WORK TO COMPLETE. Will you write out the data exactly, excluding every picture?

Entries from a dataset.
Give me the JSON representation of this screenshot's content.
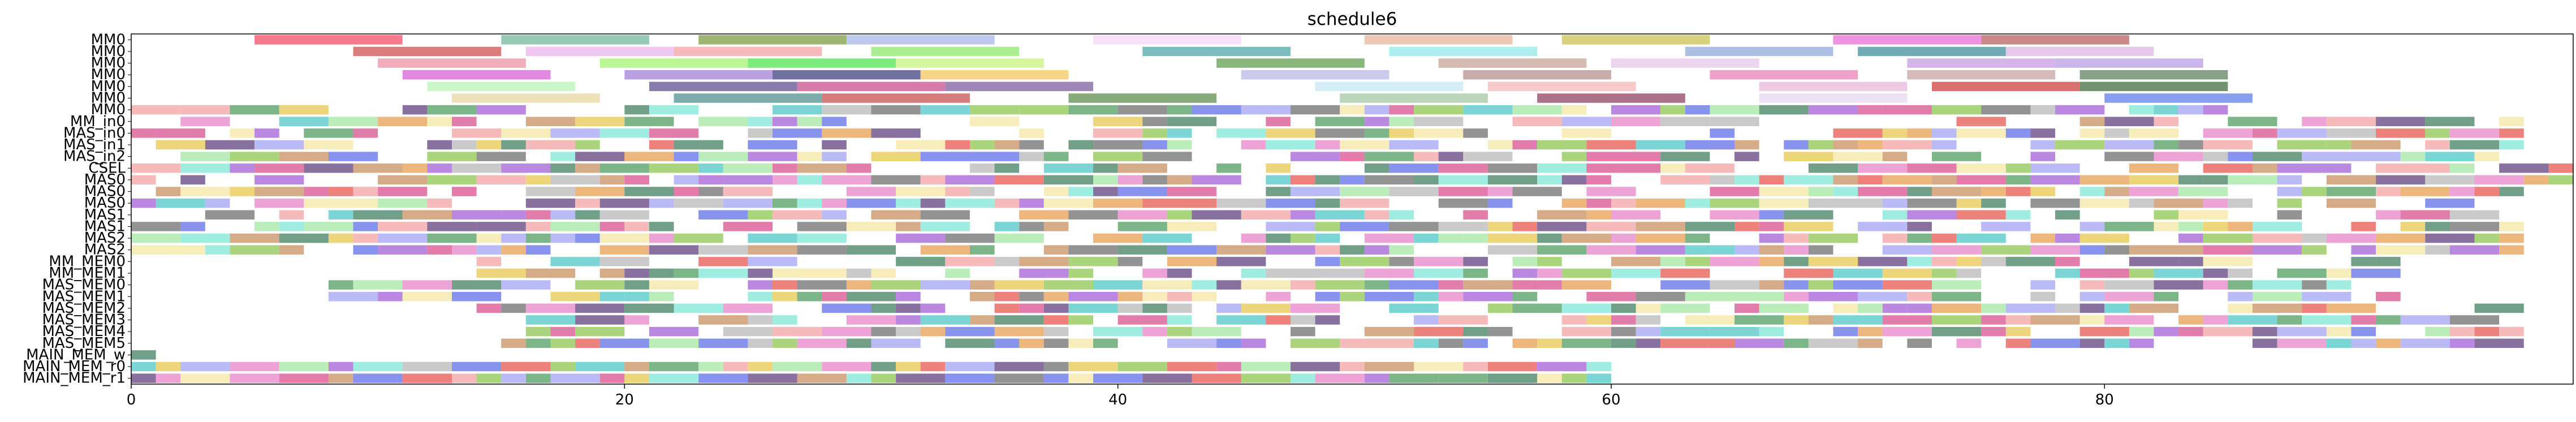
{
  "chart_data": {
    "type": "gantt",
    "title": "schedule6",
    "xlim": [
      0,
      99
    ],
    "xticks": [
      0,
      20,
      40,
      60,
      80
    ],
    "rows": [
      "MM0",
      "MM0",
      "MM0",
      "MM0",
      "MM0",
      "MM0",
      "MM0",
      "MM_in0",
      "MAS_in0",
      "MAS_in1",
      "MAS_in2",
      "CSEL",
      "MAS0",
      "MAS0",
      "MAS0",
      "MAS1",
      "MAS1",
      "MAS2",
      "MAS2",
      "MM_MEM0",
      "MM_MEM1",
      "MAS_MEM0",
      "MAS_MEM1",
      "MAS_MEM2",
      "MAS_MEM3",
      "MAS_MEM4",
      "MAS_MEM5",
      "MAIN_MEM_w",
      "MAIN_MEM_r0",
      "MAIN_MEM_r1"
    ],
    "bars": [
      {
        "row": 0,
        "start": 5,
        "end": 11,
        "color": "#f2475f"
      },
      {
        "row": 0,
        "start": 15,
        "end": 21,
        "color": "#6fb59a"
      },
      {
        "row": 0,
        "start": 23,
        "end": 29,
        "color": "#7a9a3c"
      },
      {
        "row": 0,
        "start": 29,
        "end": 35,
        "color": "#a3b5e6"
      },
      {
        "row": 0,
        "start": 39,
        "end": 45,
        "color": "#f5d5f2"
      },
      {
        "row": 0,
        "start": 50,
        "end": 56,
        "color": "#e6b39a"
      },
      {
        "row": 0,
        "start": 58,
        "end": 64,
        "color": "#cbbf4a"
      },
      {
        "row": 0,
        "start": 69,
        "end": 75,
        "color": "#e66ad6"
      },
      {
        "row": 0,
        "start": 75,
        "end": 81,
        "color": "#b55a5a"
      },
      {
        "row": 1,
        "start": 9,
        "end": 15,
        "color": "#cc4a4a"
      },
      {
        "row": 1,
        "start": 16,
        "end": 22,
        "color": "#e8b3ec"
      },
      {
        "row": 1,
        "start": 22,
        "end": 28,
        "color": "#f2a0a0"
      },
      {
        "row": 1,
        "start": 30,
        "end": 36,
        "color": "#8ce66a"
      },
      {
        "row": 1,
        "start": 41,
        "end": 47,
        "color": "#4aa5a5"
      },
      {
        "row": 1,
        "start": 51,
        "end": 57,
        "color": "#8ce6e6"
      },
      {
        "row": 1,
        "start": 63,
        "end": 69,
        "color": "#8ca5d6"
      },
      {
        "row": 1,
        "start": 70,
        "end": 76,
        "color": "#3a8a9a"
      },
      {
        "row": 1,
        "start": 76,
        "end": 82,
        "color": "#dcb3e0"
      },
      {
        "row": 2,
        "start": 10,
        "end": 16,
        "color": "#ec8da0"
      },
      {
        "row": 2,
        "start": 19,
        "end": 25,
        "color": "#a0f26a"
      },
      {
        "row": 2,
        "start": 25,
        "end": 31,
        "color": "#4ae64a"
      },
      {
        "row": 2,
        "start": 31,
        "end": 37,
        "color": "#c5f278"
      },
      {
        "row": 2,
        "start": 44,
        "end": 50,
        "color": "#5a9a4a"
      },
      {
        "row": 2,
        "start": 53,
        "end": 59,
        "color": "#c5a090"
      },
      {
        "row": 2,
        "start": 60,
        "end": 66,
        "color": "#e6c5e6"
      },
      {
        "row": 2,
        "start": 72,
        "end": 78,
        "color": "#c59ae0"
      },
      {
        "row": 2,
        "start": 78,
        "end": 84,
        "color": "#b59ae0"
      },
      {
        "row": 3,
        "start": 11,
        "end": 17,
        "color": "#d65ad6"
      },
      {
        "row": 3,
        "start": 20,
        "end": 26,
        "color": "#a07ad6"
      },
      {
        "row": 3,
        "start": 26,
        "end": 32,
        "color": "#3a3a7a"
      },
      {
        "row": 3,
        "start": 32,
        "end": 38,
        "color": "#f2c55a"
      },
      {
        "row": 3,
        "start": 45,
        "end": 51,
        "color": "#b5b5e6"
      },
      {
        "row": 3,
        "start": 54,
        "end": 60,
        "color": "#b58a8a"
      },
      {
        "row": 3,
        "start": 64,
        "end": 70,
        "color": "#e680b5"
      },
      {
        "row": 3,
        "start": 72,
        "end": 78,
        "color": "#c5a0a0"
      },
      {
        "row": 3,
        "start": 79,
        "end": 85,
        "color": "#5a7a5a"
      },
      {
        "row": 4,
        "start": 12,
        "end": 18,
        "color": "#b5f2b5"
      },
      {
        "row": 4,
        "start": 21,
        "end": 27,
        "color": "#5a4a8a"
      },
      {
        "row": 4,
        "start": 27,
        "end": 33,
        "color": "#c54a8a"
      },
      {
        "row": 4,
        "start": 33,
        "end": 39,
        "color": "#7a5a9a"
      },
      {
        "row": 4,
        "start": 48,
        "end": 54,
        "color": "#c5e6f2"
      },
      {
        "row": 4,
        "start": 55,
        "end": 61,
        "color": "#f2b5b5"
      },
      {
        "row": 4,
        "start": 66,
        "end": 72,
        "color": "#e6b5d6"
      },
      {
        "row": 4,
        "start": 73,
        "end": 79,
        "color": "#cc3a3a"
      },
      {
        "row": 4,
        "start": 79,
        "end": 85,
        "color": "#3a6a3a"
      },
      {
        "row": 5,
        "start": 13,
        "end": 19,
        "color": "#e6d5a0"
      },
      {
        "row": 5,
        "start": 22,
        "end": 28,
        "color": "#4a8a8a"
      },
      {
        "row": 5,
        "start": 28,
        "end": 34,
        "color": "#c54a4a"
      },
      {
        "row": 5,
        "start": 38,
        "end": 44,
        "color": "#5a8a4a"
      },
      {
        "row": 5,
        "start": 49,
        "end": 55,
        "color": "#a0c5a0"
      },
      {
        "row": 5,
        "start": 57,
        "end": 63,
        "color": "#8a3a5a"
      },
      {
        "row": 5,
        "start": 66,
        "end": 72,
        "color": "#e6d5f2"
      },
      {
        "row": 5,
        "start": 80,
        "end": 86,
        "color": "#5a7ae6"
      }
    ]
  }
}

FULL RESPONSE.
Give me the JSON representation of this screenshot's content.
{
  "chart_data": {
    "type": "gantt",
    "title": "schedule6",
    "xlim": [
      0,
      99
    ],
    "xticks": [
      0,
      20,
      40,
      60,
      80
    ],
    "rows": [
      "MM0",
      "MM0",
      "MM0",
      "MM0",
      "MM0",
      "MM0",
      "MM0",
      "MM_in0",
      "MAS_in0",
      "MAS_in1",
      "MAS_in2",
      "CSEL",
      "MAS0",
      "MAS0",
      "MAS0",
      "MAS1",
      "MAS1",
      "MAS2",
      "MAS2",
      "MM_MEM0",
      "MM_MEM1",
      "MAS_MEM0",
      "MAS_MEM1",
      "MAS_MEM2",
      "MAS_MEM3",
      "MAS_MEM4",
      "MAS_MEM5",
      "MAIN_MEM_w",
      "MAIN_MEM_r0",
      "MAIN_MEM_r1"
    ],
    "bars": [
      {
        "row": 0,
        "start": 5,
        "end": 11,
        "color": "#f2475f"
      },
      {
        "row": 0,
        "start": 15,
        "end": 21,
        "color": "#6fb59a"
      },
      {
        "row": 0,
        "start": 23,
        "end": 29,
        "color": "#7a9a3c"
      },
      {
        "row": 0,
        "start": 29,
        "end": 35,
        "color": "#a3b5e6"
      },
      {
        "row": 0,
        "start": 39,
        "end": 45,
        "color": "#f5d5f2"
      },
      {
        "row": 0,
        "start": 50,
        "end": 56,
        "color": "#e6b39a"
      },
      {
        "row": 0,
        "start": 58,
        "end": 64,
        "color": "#cbbf4a"
      },
      {
        "row": 0,
        "start": 69,
        "end": 75,
        "color": "#e66ad6"
      },
      {
        "row": 0,
        "start": 75,
        "end": 81,
        "color": "#b55a5a"
      },
      {
        "row": 1,
        "start": 9,
        "end": 15,
        "color": "#cc4a4a"
      },
      {
        "row": 1,
        "start": 16,
        "end": 22,
        "color": "#e8b3ec"
      },
      {
        "row": 1,
        "start": 22,
        "end": 28,
        "color": "#f2a0a0"
      },
      {
        "row": 1,
        "start": 30,
        "end": 36,
        "color": "#8ce66a"
      },
      {
        "row": 1,
        "start": 41,
        "end": 47,
        "color": "#4aa5a5"
      },
      {
        "row": 1,
        "start": 51,
        "end": 57,
        "color": "#8ce6e6"
      },
      {
        "row": 1,
        "start": 63,
        "end": 69,
        "color": "#8ca5d6"
      },
      {
        "row": 1,
        "start": 70,
        "end": 76,
        "color": "#3a8a9a"
      },
      {
        "row": 1,
        "start": 76,
        "end": 82,
        "color": "#dcb3e0"
      },
      {
        "row": 2,
        "start": 10,
        "end": 16,
        "color": "#ec8da0"
      },
      {
        "row": 2,
        "start": 19,
        "end": 25,
        "color": "#a0f26a"
      },
      {
        "row": 2,
        "start": 25,
        "end": 31,
        "color": "#4ae64a"
      },
      {
        "row": 2,
        "start": 31,
        "end": 37,
        "color": "#c5f278"
      },
      {
        "row": 2,
        "start": 44,
        "end": 50,
        "color": "#5a9a4a"
      },
      {
        "row": 2,
        "start": 53,
        "end": 59,
        "color": "#c5a090"
      },
      {
        "row": 2,
        "start": 60,
        "end": 66,
        "color": "#e6c5e6"
      },
      {
        "row": 2,
        "start": 72,
        "end": 78,
        "color": "#c59ae0"
      },
      {
        "row": 2,
        "start": 78,
        "end": 84,
        "color": "#b59ae0"
      },
      {
        "row": 3,
        "start": 11,
        "end": 17,
        "color": "#d65ad6"
      },
      {
        "row": 3,
        "start": 20,
        "end": 26,
        "color": "#a07ad6"
      },
      {
        "row": 3,
        "start": 26,
        "end": 32,
        "color": "#3a3a7a"
      },
      {
        "row": 3,
        "start": 32,
        "end": 38,
        "color": "#f2c55a"
      },
      {
        "row": 3,
        "start": 45,
        "end": 51,
        "color": "#b5b5e6"
      },
      {
        "row": 3,
        "start": 54,
        "end": 60,
        "color": "#b58a8a"
      },
      {
        "row": 3,
        "start": 64,
        "end": 70,
        "color": "#e680b5"
      },
      {
        "row": 3,
        "start": 72,
        "end": 78,
        "color": "#c5a0a0"
      },
      {
        "row": 3,
        "start": 79,
        "end": 85,
        "color": "#5a7a5a"
      },
      {
        "row": 4,
        "start": 12,
        "end": 18,
        "color": "#b5f2b5"
      },
      {
        "row": 4,
        "start": 21,
        "end": 27,
        "color": "#5a4a8a"
      },
      {
        "row": 4,
        "start": 27,
        "end": 33,
        "color": "#c54a8a"
      },
      {
        "row": 4,
        "start": 33,
        "end": 39,
        "color": "#7a5a9a"
      },
      {
        "row": 4,
        "start": 48,
        "end": 54,
        "color": "#c5e6f2"
      },
      {
        "row": 4,
        "start": 55,
        "end": 61,
        "color": "#f2b5b5"
      },
      {
        "row": 4,
        "start": 66,
        "end": 72,
        "color": "#e6b5d6"
      },
      {
        "row": 4,
        "start": 73,
        "end": 79,
        "color": "#cc3a3a"
      },
      {
        "row": 4,
        "start": 79,
        "end": 85,
        "color": "#3a6a3a"
      },
      {
        "row": 5,
        "start": 13,
        "end": 19,
        "color": "#e6d5a0"
      },
      {
        "row": 5,
        "start": 22,
        "end": 28,
        "color": "#4a8a8a"
      },
      {
        "row": 5,
        "start": 28,
        "end": 34,
        "color": "#c54a4a"
      },
      {
        "row": 5,
        "start": 38,
        "end": 44,
        "color": "#5a8a4a"
      },
      {
        "row": 5,
        "start": 49,
        "end": 55,
        "color": "#a0c5a0"
      },
      {
        "row": 5,
        "start": 57,
        "end": 63,
        "color": "#8a3a5a"
      },
      {
        "row": 5,
        "start": 66,
        "end": 72,
        "color": "#e6d5f2"
      },
      {
        "row": 5,
        "start": 80,
        "end": 86,
        "color": "#5a7ae6"
      }
    ]
  }
}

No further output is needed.